++++ Data provided ++++

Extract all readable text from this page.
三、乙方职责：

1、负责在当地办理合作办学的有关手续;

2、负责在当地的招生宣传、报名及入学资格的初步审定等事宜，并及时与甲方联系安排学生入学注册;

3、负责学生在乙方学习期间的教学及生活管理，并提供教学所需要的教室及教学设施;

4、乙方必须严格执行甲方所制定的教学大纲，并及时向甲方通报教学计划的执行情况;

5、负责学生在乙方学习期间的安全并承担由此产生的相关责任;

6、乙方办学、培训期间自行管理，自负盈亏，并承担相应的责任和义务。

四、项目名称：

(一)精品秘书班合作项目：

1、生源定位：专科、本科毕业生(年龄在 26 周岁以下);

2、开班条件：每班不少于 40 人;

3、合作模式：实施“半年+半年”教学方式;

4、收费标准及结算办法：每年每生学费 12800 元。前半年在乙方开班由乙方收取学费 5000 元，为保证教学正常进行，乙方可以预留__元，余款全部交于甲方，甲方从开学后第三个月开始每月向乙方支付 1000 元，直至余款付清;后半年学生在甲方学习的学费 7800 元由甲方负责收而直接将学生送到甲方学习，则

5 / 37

++++

## Directive
Reproduce each entry exactly, leaving out nothing.

## Solved exercise
Extract all readable text from this page.
三、乙方职责：

1、负责在当地办理合作办学的有关手续;

2、负责在当地的招生宣传、报名及入学资格的初步审定等事宜，并及时与甲方联系安排学生入学注册;

3、负责学生在乙方学习期间的教学及生活管理，并提供教学所需要的教室及教学设施;

4、乙方必须严格执行甲方所制定的教学大纲，并及时向甲方通报教学计划的执行情况;

5、负责学生在乙方学习期间的安全并承担由此产生的相关责任;

6、乙方办学、培训期间自行管理，自负盈亏，并承担相应的责任和义务。

四、项目名称：

(一)精品秘书班合作项目：

1、生源定位：专科、本科毕业生(年龄在 26 周岁以下);

2、开班条件：每班不少于 40 人;

3、合作模式：实施“半年+半年”教学方式;

4、收费标准及结算办法：每年每生学费 12800 元。前半年在乙方开班由乙方收取学费 5000 元，为保证教学正常进行，乙方可以预留__元，余款全部交于甲方，甲方从开学后第三个月开始每月向乙方支付 1000 元，直至余款付清;后半年学生在甲方学习的学费 7800 元由甲方负责收而直接将学生送到甲方学习，则

5 / 37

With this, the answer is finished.